Show each line of the data below that has the string "Notifications" in it.

** Start of THE INPUT **

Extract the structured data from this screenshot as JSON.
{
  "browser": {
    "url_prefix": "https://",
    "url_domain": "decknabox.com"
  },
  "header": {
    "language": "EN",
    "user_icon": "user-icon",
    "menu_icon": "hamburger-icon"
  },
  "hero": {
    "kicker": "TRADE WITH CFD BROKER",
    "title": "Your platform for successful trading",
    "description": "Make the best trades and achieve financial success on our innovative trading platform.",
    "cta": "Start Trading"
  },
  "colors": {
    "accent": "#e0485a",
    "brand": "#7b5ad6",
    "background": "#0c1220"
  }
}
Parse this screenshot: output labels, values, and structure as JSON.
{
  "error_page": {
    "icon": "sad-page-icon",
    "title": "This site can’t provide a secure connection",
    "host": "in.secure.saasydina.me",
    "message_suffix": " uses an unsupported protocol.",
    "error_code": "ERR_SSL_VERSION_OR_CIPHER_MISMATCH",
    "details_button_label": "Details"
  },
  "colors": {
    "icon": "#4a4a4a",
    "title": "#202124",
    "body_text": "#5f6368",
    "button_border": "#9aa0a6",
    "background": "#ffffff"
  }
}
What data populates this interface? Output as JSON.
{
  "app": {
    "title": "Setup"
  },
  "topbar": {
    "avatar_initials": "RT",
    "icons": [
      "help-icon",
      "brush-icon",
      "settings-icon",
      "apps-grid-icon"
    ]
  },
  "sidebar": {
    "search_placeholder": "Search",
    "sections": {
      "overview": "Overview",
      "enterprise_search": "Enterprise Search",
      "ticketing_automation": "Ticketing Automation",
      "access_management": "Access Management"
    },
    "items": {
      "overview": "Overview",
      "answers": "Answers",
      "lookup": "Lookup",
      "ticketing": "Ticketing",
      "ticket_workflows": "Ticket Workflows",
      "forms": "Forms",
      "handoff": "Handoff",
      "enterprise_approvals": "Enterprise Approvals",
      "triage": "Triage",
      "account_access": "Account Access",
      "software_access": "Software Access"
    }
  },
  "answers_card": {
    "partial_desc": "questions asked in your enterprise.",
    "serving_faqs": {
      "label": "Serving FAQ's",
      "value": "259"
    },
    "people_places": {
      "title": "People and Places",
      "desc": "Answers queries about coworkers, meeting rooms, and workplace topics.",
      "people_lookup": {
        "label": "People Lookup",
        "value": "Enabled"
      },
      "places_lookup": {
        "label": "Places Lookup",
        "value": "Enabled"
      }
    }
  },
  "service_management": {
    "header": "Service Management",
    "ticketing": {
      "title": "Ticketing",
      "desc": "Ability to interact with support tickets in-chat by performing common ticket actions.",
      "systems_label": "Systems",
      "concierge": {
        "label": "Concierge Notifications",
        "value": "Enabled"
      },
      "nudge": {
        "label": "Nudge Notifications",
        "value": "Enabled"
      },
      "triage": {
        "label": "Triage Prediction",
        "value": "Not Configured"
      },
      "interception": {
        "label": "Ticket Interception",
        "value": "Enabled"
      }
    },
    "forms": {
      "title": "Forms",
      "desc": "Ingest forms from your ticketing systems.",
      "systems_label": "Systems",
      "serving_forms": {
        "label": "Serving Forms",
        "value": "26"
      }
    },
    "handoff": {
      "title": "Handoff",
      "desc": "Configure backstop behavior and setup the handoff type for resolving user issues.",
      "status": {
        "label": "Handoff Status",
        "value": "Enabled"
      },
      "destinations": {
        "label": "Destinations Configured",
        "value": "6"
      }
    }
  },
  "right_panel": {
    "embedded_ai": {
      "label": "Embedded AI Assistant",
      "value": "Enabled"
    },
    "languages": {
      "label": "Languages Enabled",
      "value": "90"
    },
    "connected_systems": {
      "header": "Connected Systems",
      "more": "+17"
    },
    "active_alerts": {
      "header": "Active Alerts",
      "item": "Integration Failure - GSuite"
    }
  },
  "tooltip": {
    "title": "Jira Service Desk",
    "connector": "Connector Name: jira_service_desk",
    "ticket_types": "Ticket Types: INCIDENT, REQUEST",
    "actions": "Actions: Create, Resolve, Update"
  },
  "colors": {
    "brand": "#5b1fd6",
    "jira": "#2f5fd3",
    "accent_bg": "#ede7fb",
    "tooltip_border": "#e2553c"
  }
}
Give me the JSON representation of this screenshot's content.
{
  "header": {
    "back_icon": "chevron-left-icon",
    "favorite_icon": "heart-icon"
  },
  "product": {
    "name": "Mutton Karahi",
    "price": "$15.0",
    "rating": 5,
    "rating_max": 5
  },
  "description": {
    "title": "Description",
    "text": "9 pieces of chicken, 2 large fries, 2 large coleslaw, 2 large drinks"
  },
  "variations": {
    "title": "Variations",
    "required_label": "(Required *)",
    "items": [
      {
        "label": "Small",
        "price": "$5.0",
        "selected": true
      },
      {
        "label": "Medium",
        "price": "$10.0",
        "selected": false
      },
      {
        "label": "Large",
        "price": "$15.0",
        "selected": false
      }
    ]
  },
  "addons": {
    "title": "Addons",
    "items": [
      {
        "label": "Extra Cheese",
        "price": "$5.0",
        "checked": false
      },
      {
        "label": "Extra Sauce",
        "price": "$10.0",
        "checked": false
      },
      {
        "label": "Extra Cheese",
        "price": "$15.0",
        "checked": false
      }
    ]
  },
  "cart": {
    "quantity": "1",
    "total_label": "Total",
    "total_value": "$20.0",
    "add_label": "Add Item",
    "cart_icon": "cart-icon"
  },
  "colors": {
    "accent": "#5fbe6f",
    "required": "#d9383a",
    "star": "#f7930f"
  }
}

** End of THE INPUT **

TASK OUTPUT:
        "label": "Concierge Notifications",
        "label": "Nudge Notifications",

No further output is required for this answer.